Set exercise: The data must be returned in full and exactly as given.

(Saved entries)
────────

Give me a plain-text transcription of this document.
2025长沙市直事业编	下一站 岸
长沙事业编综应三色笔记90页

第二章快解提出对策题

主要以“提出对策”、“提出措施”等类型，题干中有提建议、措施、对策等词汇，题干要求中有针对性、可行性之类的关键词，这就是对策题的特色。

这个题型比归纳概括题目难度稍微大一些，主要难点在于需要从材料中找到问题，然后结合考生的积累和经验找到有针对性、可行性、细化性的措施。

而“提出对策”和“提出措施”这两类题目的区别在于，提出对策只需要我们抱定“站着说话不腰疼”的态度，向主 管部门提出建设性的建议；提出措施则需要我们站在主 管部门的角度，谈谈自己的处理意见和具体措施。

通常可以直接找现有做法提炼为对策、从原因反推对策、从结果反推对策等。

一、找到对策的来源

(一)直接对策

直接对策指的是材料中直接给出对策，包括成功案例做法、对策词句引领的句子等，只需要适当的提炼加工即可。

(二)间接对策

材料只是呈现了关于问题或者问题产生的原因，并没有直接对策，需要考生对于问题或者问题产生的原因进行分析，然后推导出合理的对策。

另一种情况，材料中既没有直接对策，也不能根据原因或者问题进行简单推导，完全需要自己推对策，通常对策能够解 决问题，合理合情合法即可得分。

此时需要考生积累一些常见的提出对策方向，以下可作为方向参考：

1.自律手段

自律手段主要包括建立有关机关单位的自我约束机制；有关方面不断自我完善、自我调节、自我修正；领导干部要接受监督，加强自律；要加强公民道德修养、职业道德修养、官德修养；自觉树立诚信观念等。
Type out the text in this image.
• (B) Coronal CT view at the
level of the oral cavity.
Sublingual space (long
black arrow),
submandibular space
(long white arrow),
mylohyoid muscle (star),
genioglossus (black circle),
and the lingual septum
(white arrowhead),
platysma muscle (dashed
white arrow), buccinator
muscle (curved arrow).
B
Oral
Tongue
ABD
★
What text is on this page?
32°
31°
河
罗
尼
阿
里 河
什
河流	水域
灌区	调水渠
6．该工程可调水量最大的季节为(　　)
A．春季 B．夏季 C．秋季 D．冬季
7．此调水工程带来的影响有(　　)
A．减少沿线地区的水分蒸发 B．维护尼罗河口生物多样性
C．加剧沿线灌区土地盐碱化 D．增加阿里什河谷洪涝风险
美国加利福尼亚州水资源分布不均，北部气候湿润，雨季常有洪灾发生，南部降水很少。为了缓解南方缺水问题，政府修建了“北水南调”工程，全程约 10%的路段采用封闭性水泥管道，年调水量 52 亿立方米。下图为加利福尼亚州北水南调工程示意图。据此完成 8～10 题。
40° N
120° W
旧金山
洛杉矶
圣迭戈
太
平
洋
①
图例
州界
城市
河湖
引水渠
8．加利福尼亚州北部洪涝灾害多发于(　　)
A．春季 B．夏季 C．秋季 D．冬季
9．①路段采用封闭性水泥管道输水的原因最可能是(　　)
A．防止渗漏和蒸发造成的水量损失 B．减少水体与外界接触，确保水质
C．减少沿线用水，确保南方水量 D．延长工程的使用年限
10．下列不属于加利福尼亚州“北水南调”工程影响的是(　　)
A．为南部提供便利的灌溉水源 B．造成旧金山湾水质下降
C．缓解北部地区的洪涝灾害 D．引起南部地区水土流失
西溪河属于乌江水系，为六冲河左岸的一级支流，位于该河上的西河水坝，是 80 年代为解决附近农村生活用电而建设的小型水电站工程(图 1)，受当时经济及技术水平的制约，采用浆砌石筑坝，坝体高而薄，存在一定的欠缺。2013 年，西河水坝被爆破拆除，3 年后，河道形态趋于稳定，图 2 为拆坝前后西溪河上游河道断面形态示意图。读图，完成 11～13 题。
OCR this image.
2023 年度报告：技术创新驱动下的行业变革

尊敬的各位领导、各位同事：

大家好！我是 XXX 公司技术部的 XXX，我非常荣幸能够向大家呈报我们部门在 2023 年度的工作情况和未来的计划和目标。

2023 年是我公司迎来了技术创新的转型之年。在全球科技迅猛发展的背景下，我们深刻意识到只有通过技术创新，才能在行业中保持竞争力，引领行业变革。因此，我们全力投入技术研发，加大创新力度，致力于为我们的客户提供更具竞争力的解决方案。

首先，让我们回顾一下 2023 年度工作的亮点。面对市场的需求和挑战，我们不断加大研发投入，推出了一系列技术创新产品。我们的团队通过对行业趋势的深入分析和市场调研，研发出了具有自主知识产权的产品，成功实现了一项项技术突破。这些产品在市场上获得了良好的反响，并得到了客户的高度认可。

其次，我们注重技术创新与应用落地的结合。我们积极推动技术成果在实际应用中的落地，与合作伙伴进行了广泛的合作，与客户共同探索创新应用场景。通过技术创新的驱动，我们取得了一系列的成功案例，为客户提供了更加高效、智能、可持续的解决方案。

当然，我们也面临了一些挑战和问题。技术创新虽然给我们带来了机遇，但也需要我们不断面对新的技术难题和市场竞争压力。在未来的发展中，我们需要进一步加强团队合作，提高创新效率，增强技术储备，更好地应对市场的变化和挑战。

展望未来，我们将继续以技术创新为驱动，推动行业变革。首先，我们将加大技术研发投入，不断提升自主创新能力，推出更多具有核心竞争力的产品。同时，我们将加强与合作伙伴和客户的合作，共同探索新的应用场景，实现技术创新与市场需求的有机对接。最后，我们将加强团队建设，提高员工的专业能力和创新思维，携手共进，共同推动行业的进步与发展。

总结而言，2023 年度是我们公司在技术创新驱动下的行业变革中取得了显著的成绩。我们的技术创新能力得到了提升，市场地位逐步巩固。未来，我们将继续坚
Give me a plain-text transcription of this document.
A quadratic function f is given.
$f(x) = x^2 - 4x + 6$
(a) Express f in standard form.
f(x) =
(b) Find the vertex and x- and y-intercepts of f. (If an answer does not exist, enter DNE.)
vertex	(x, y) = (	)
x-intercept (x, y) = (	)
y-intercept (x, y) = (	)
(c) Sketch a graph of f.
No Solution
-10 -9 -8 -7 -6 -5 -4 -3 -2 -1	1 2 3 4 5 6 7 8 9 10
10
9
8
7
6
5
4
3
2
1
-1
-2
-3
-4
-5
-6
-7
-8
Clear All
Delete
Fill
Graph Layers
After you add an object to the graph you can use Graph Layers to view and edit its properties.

────────

The output:
Give me a plain-text transcription of this document.
2025长沙市直事业编	下一站 岸
长沙事业编综应三色笔记90页

第二章快解提出对策题

主要以“提出对策”、“提出措施”等类型，题干中有提建议、措施、对策等词汇，题干要求中有针对性、可行性之类的关键词，这就是对策题的特色。

这个题型比归纳概括题目难度稍微大一些，主要难点在于需要从材料中找到问题，然后结合考生的积累和经验找到有针对性、可行性、细化性的措施。

而“提出对策”和“提出措施”这两类题目的区别在于，提出对策只需要我们抱定“站着说话不腰疼”的态度，向主 管部门提出建设性的建议；提出措施则需要我们站在主 管部门的角度，谈谈自己的处理意见和具体措施。

通常可以直接找现有做法提炼为对策、从原因反推对策、从结果反推对策等。

一、找到对策的来源

(一)直接对策

直接对策指的是材料中直接给出对策，包括成功案例做法、对策词句引领的句子等，只需要适当的提炼加工即可。

(二)间接对策

材料只是呈现了关于问题或者问题产生的原因，并没有直接对策，需要考生对于问题或者问题产生的原因进行分析，然后推导出合理的对策。

另一种情况，材料中既没有直接对策，也不能根据原因或者问题进行简单推导，完全需要自己推对策，通常对策能够解 决问题，合理合情合法即可得分。

此时需要考生积累一些常见的提出对策方向，以下可作为方向参考：

1.自律手段

自律手段主要包括建立有关机关单位的自我约束机制；有关方面不断自我完善、自我调节、自我修正；领导干部要接受监督，加强自律；要加强公民道德修养、职业道德修养、官德修养；自觉树立诚信观念等。
Type out the text in this image.
• (B) Coronal CT view at the
level of the oral cavity.
Sublingual space (long
black arrow),
submandibular space
(long white arrow),
mylohyoid muscle (star),
genioglossus (black circle),
and the lingual septum
(white arrowhead),
platysma muscle (dashed
white arrow), buccinator
muscle (curved arrow).
B
Oral
Tongue
ABD
★
What text is on this page?
32°
31°
河
罗
尼
阿
里 河
什
河流	水域
灌区	调水渠
6．该工程可调水量最大的季节为(　　)
A．春季 B．夏季 C．秋季 D．冬季
7．此调水工程带来的影响有(　　)
A．减少沿线地区的水分蒸发 B．维护尼罗河口生物多样性
C．加剧沿线灌区土地盐碱化 D．增加阿里什河谷洪涝风险
美国加利福尼亚州水资源分布不均，北部气候湿润，雨季常有洪灾发生，南部降水很少。为了缓解南方缺水问题，政府修建了“北水南调”工程，全程约 10%的路段采用封闭性水泥管道，年调水量 52 亿立方米。下图为加利福尼亚州北水南调工程示意图。据此完成 8～10 题。
40° N
120° W
旧金山
洛杉矶
圣迭戈
太
平
洋
①
图例
州界
城市
河湖
引水渠
8．加利福尼亚州北部洪涝灾害多发于(　　)
A．春季 B．夏季 C．秋季 D．冬季
9．①路段采用封闭性水泥管道输水的原因最可能是(　　)
A．防止渗漏和蒸发造成的水量损失 B．减少水体与外界接触，确保水质
C．减少沿线用水，确保南方水量 D．延长工程的使用年限
10．下列不属于加利福尼亚州“北水南调”工程影响的是(　　)
A．为南部提供便利的灌溉水源 B．造成旧金山湾水质下降
C．缓解北部地区的洪涝灾害 D．引起南部地区水土流失
西溪河属于乌江水系，为六冲河左岸的一级支流，位于该河上的西河水坝，是 80 年代为解决附近农村生活用电而建设的小型水电站工程(图 1)，受当时经济及技术水平的制约，采用浆砌石筑坝，坝体高而薄，存在一定的欠缺。2013 年，西河水坝被爆破拆除，3 年后，河道形态趋于稳定，图 2 为拆坝前后西溪河上游河道断面形态示意图。读图，完成 11～13 题。
OCR this image.
2023 年度报告：技术创新驱动下的行业变革

尊敬的各位领导、各位同事：

大家好！我是 XXX 公司技术部的 XXX，我非常荣幸能够向大家呈报我们部门在 2023 年度的工作情况和未来的计划和目标。

2023 年是我公司迎来了技术创新的转型之年。在全球科技迅猛发展的背景下，我们深刻意识到只有通过技术创新，才能在行业中保持竞争力，引领行业变革。因此，我们全力投入技术研发，加大创新力度，致力于为我们的客户提供更具竞争力的解决方案。

首先，让我们回顾一下 2023 年度工作的亮点。面对市场的需求和挑战，我们不断加大研发投入，推出了一系列技术创新产品。我们的团队通过对行业趋势的深入分析和市场调研，研发出了具有自主知识产权的产品，成功实现了一项项技术突破。这些产品在市场上获得了良好的反响，并得到了客户的高度认可。

其次，我们注重技术创新与应用落地的结合。我们积极推动技术成果在实际应用中的落地，与合作伙伴进行了广泛的合作，与客户共同探索创新应用场景。通过技术创新的驱动，我们取得了一系列的成功案例，为客户提供了更加高效、智能、可持续的解决方案。

当然，我们也面临了一些挑战和问题。技术创新虽然给我们带来了机遇，但也需要我们不断面对新的技术难题和市场竞争压力。在未来的发展中，我们需要进一步加强团队合作，提高创新效率，增强技术储备，更好地应对市场的变化和挑战。

展望未来，我们将继续以技术创新为驱动，推动行业变革。首先，我们将加大技术研发投入，不断提升自主创新能力，推出更多具有核心竞争力的产品。同时，我们将加强与合作伙伴和客户的合作，共同探索新的应用场景，实现技术创新与市场需求的有机对接。最后，我们将加强团队建设，提高员工的专业能力和创新思维，携手共进，共同推动行业的进步与发展。

总结而言，2023 年度是我们公司在技术创新驱动下的行业变革中取得了显著的成绩。我们的技术创新能力得到了提升，市场地位逐步巩固。未来，我们将继续坚
Give me a plain-text transcription of this document.
A quadratic function f is given.
$f(x) = x^2 - 4x + 6$
(a) Express f in standard form.
f(x) =
(b) Find the vertex and x- and y-intercepts of f. (If an answer does not exist, enter DNE.)
vertex	(x, y) = (	)
x-intercept (x, y) = (	)
y-intercept (x, y) = (	)
(c) Sketch a graph of f.
No Solution
-10 -9 -8 -7 -6 -5 -4 -3 -2 -1	1 2 3 4 5 6 7 8 9 10
10
9
8
7
6
5
4
3
2
1
-1
-2
-3
-4
-5
-6
-7
-8
Clear All
Delete
Fill
Graph Layers
After you add an object to the graph you can use Graph Layers to view and edit its properties.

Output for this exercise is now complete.